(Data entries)
◆ ◆ ◆ ◆ ◆

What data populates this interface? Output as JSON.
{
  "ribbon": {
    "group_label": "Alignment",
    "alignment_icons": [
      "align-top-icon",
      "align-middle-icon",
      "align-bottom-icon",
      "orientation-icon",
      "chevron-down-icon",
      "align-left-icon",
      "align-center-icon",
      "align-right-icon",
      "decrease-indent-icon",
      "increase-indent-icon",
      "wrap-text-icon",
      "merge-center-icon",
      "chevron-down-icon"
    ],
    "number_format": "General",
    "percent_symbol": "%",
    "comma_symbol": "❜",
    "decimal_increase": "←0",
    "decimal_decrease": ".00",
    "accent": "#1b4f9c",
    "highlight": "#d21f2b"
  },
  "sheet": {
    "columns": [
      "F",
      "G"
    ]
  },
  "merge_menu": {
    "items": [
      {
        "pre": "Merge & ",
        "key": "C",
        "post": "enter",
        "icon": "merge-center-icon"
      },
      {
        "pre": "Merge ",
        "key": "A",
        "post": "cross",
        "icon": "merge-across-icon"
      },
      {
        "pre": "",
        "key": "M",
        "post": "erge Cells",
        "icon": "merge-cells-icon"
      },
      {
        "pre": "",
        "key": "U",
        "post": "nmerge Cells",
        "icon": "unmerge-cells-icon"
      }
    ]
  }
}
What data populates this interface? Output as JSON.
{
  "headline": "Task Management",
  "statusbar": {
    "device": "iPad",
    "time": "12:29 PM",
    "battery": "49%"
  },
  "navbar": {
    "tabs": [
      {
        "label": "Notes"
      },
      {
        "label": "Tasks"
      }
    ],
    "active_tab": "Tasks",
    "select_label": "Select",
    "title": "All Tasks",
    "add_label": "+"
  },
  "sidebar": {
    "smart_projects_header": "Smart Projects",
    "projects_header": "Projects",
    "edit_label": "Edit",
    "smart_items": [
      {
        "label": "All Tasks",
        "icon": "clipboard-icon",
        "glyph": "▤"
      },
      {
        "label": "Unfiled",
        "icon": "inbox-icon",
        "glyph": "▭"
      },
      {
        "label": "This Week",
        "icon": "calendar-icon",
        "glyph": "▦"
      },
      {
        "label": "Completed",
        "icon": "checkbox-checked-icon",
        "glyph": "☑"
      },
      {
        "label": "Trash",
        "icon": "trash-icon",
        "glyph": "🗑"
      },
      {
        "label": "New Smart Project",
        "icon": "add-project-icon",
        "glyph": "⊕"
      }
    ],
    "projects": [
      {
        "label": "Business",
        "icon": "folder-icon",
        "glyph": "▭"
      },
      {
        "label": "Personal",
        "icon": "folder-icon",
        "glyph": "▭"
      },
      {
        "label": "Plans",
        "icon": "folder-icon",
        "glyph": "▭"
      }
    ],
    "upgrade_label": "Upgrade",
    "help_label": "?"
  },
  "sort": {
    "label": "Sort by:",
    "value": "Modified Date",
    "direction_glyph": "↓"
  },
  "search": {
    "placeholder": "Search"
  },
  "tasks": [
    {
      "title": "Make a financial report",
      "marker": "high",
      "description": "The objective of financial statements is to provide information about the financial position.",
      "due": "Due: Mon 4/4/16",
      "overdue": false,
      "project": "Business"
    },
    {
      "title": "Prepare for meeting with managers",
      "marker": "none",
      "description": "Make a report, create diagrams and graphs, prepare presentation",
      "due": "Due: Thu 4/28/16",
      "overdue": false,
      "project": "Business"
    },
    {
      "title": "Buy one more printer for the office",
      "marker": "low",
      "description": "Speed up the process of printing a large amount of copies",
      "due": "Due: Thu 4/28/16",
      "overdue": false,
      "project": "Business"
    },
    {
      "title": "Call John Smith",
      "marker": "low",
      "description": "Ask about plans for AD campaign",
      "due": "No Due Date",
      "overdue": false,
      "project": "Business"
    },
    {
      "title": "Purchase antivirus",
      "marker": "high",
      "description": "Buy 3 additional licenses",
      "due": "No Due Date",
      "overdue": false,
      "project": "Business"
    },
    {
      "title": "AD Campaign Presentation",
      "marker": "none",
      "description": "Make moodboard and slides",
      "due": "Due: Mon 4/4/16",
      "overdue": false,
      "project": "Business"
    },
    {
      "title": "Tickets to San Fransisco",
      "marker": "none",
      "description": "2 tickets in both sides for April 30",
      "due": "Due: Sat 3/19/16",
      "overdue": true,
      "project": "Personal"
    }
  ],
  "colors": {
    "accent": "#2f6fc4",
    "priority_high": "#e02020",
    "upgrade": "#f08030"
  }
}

◆ ◆ ◆ ◆ ◆

The records above must be transcribed without a single omission.

What data populates this interface? Output as JSON.
{
  "ribbon": {
    "group_label": "Alignment",
    "alignment_icons": [
      "align-top-icon",
      "align-middle-icon",
      "align-bottom-icon",
      "orientation-icon",
      "chevron-down-icon",
      "align-left-icon",
      "align-center-icon",
      "align-right-icon",
      "decrease-indent-icon",
      "increase-indent-icon",
      "wrap-text-icon",
      "merge-center-icon",
      "chevron-down-icon"
    ],
    "number_format": "General",
    "percent_symbol": "%",
    "comma_symbol": "❜",
    "decimal_increase": "←0",
    "decimal_decrease": ".00",
    "accent": "#1b4f9c",
    "highlight": "#d21f2b"
  },
  "sheet": {
    "columns": [
      "F",
      "G"
    ]
  },
  "merge_menu": {
    "items": [
      {
        "pre": "Merge & ",
        "key": "C",
        "post": "enter",
        "icon": "merge-center-icon"
      },
      {
        "pre": "Merge ",
        "key": "A",
        "post": "cross",
        "icon": "merge-across-icon"
      },
      {
        "pre": "",
        "key": "M",
        "post": "erge Cells",
        "icon": "merge-cells-icon"
      },
      {
        "pre": "",
        "key": "U",
        "post": "nmerge Cells",
        "icon": "unmerge-cells-icon"
      }
    ]
  }
}
What data populates this interface? Output as JSON.
{
  "headline": "Task Management",
  "statusbar": {
    "device": "iPad",
    "time": "12:29 PM",
    "battery": "49%"
  },
  "navbar": {
    "tabs": [
      {
        "label": "Notes"
      },
      {
        "label": "Tasks"
      }
    ],
    "active_tab": "Tasks",
    "select_label": "Select",
    "title": "All Tasks",
    "add_label": "+"
  },
  "sidebar": {
    "smart_projects_header": "Smart Projects",
    "projects_header": "Projects",
    "edit_label": "Edit",
    "smart_items": [
      {
        "label": "All Tasks",
        "icon": "clipboard-icon",
        "glyph": "▤"
      },
      {
        "label": "Unfiled",
        "icon": "inbox-icon",
        "glyph": "▭"
      },
      {
        "label": "This Week",
        "icon": "calendar-icon",
        "glyph": "▦"
      },
      {
        "label": "Completed",
        "icon": "checkbox-checked-icon",
        "glyph": "☑"
      },
      {
        "label": "Trash",
        "icon": "trash-icon",
        "glyph": "🗑"
      },
      {
        "label": "New Smart Project",
        "icon": "add-project-icon",
        "glyph": "⊕"
      }
    ],
    "projects": [
      {
        "label": "Business",
        "icon": "folder-icon",
        "glyph": "▭"
      },
      {
        "label": "Personal",
        "icon": "folder-icon",
        "glyph": "▭"
      },
      {
        "label": "Plans",
        "icon": "folder-icon",
        "glyph": "▭"
      }
    ],
    "upgrade_label": "Upgrade",
    "help_label": "?"
  },
  "sort": {
    "label": "Sort by:",
    "value": "Modified Date",
    "direction_glyph": "↓"
  },
  "search": {
    "placeholder": "Search"
  },
  "tasks": [
    {
      "title": "Make a financial report",
      "marker": "high",
      "description": "The objective of financial statements is to provide information about the financial position.",
      "due": "Due: Mon 4/4/16",
      "overdue": false,
      "project": "Business"
    },
    {
      "title": "Prepare for meeting with managers",
      "marker": "none",
      "description": "Make a report, create diagrams and graphs, prepare presentation",
      "due": "Due: Thu 4/28/16",
      "overdue": false,
      "project": "Business"
    },
    {
      "title": "Buy one more printer for the office",
      "marker": "low",
      "description": "Speed up the process of printing a large amount of copies",
      "due": "Due: Thu 4/28/16",
      "overdue": false,
      "project": "Business"
    },
    {
      "title": "Call John Smith",
      "marker": "low",
      "description": "Ask about plans for AD campaign",
      "due": "No Due Date",
      "overdue": false,
      "project": "Business"
    },
    {
      "title": "Purchase antivirus",
      "marker": "high",
      "description": "Buy 3 additional licenses",
      "due": "No Due Date",
      "overdue": false,
      "project": "Business"
    },
    {
      "title": "AD Campaign Presentation",
      "marker": "none",
      "description": "Make moodboard and slides",
      "due": "Due: Mon 4/4/16",
      "overdue": false,
      "project": "Business"
    },
    {
      "title": "Tickets to San Fransisco",
      "marker": "none",
      "description": "2 tickets in both sides for April 30",
      "due": "Due: Sat 3/19/16",
      "overdue": true,
      "project": "Personal"
    }
  ],
  "colors": {
    "accent": "#2f6fc4",
    "priority_high": "#e02020",
    "upgrade": "#f08030"
  }
}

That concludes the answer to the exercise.